__JOB__: Below are the records. Gather each line that holds "this".

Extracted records

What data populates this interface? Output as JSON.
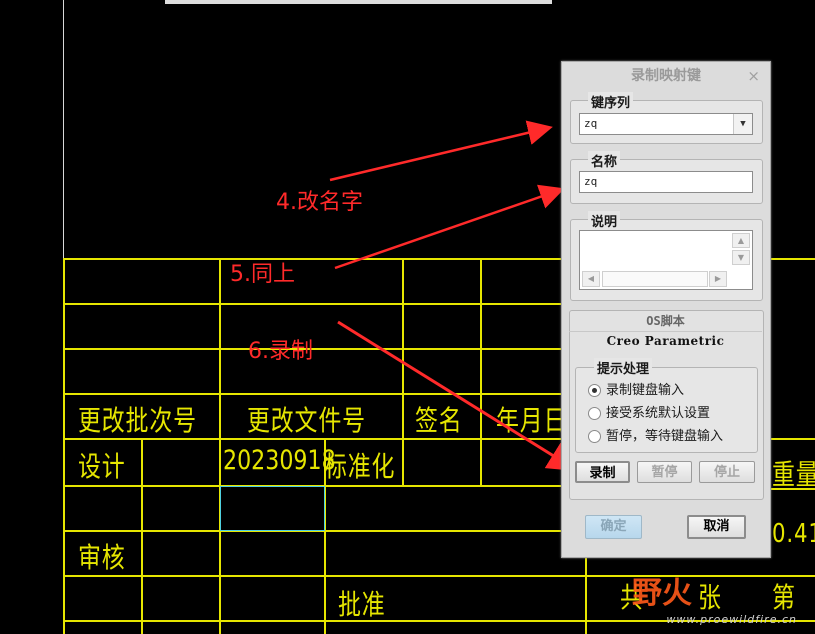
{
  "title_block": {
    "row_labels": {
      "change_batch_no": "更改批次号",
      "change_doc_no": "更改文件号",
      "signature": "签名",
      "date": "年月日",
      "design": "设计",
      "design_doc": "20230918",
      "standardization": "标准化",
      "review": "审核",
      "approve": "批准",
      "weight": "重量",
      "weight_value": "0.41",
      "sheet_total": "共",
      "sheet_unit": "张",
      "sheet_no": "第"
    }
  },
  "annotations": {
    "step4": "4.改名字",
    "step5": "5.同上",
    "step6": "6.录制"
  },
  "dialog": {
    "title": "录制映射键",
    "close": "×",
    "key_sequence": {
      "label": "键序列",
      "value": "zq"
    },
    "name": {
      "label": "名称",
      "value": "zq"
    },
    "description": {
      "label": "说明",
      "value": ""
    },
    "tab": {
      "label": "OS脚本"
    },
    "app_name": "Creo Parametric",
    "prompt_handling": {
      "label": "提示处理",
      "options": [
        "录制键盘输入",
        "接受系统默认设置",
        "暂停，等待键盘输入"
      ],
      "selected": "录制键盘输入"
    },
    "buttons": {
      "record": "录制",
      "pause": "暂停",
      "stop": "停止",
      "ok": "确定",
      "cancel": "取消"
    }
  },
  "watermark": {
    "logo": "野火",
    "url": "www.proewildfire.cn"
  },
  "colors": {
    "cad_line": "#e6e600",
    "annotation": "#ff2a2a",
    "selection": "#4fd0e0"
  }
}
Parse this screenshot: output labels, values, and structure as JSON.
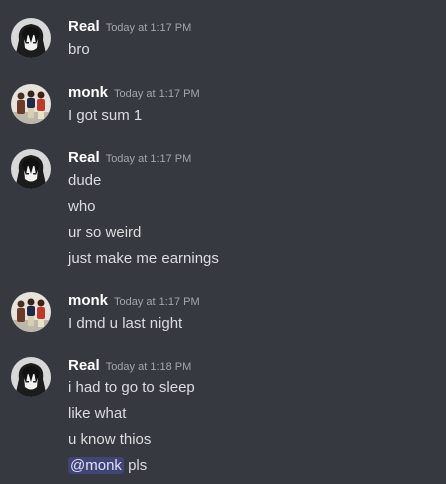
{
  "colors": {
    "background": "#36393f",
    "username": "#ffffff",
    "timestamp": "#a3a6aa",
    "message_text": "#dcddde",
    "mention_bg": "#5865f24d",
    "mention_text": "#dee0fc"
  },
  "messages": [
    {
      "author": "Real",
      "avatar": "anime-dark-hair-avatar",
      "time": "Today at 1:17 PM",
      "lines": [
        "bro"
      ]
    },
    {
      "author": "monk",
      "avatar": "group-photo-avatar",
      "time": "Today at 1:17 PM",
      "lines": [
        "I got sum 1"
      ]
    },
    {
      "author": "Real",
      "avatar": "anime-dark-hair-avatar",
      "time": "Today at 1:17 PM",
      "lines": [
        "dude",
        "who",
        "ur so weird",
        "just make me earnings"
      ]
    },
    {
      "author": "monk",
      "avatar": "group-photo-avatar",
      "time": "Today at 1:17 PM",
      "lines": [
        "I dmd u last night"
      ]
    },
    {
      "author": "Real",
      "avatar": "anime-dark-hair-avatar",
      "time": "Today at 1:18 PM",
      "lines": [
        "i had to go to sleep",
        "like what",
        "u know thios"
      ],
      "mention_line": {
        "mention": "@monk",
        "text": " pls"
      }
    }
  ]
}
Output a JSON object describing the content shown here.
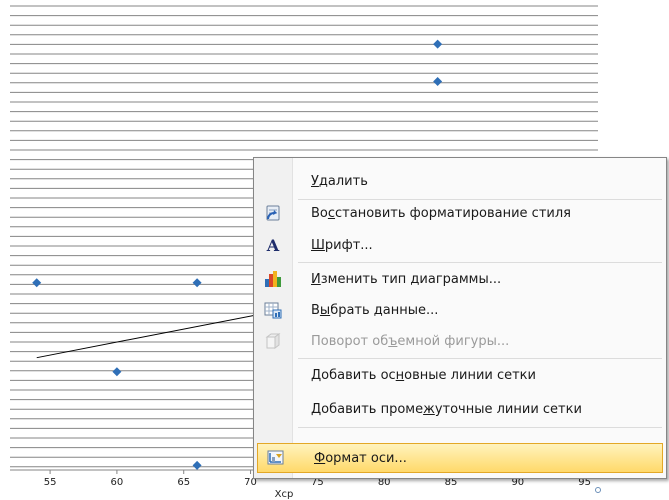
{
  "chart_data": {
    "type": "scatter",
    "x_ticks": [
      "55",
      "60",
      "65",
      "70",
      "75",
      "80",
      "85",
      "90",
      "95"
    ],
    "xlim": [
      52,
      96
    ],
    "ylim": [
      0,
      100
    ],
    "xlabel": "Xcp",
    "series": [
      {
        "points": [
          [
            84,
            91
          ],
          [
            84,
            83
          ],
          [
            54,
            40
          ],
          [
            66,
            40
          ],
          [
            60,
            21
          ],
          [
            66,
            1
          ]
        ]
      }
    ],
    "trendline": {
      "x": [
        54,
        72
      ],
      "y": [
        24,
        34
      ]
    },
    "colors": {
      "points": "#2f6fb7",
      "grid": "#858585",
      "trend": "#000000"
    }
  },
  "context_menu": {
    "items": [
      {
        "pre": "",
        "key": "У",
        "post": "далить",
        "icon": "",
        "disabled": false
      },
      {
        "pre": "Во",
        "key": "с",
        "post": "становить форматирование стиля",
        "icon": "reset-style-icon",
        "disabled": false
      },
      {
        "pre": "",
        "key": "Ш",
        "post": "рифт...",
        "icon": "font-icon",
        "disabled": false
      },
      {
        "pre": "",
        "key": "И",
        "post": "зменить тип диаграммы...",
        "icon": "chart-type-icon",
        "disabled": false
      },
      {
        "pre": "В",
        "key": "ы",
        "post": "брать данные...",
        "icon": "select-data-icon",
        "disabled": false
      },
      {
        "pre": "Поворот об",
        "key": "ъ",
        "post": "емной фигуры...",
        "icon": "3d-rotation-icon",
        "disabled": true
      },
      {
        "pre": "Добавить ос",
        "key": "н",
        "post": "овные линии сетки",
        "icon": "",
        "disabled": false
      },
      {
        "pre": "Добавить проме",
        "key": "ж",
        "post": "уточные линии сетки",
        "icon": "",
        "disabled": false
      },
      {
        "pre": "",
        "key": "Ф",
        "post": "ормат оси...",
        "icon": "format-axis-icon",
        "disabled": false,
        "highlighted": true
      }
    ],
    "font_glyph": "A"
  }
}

__RESPONSE__:
What data populates this interface? Output as JSON.
Parse this screenshot: output labels, values, and structure as JSON.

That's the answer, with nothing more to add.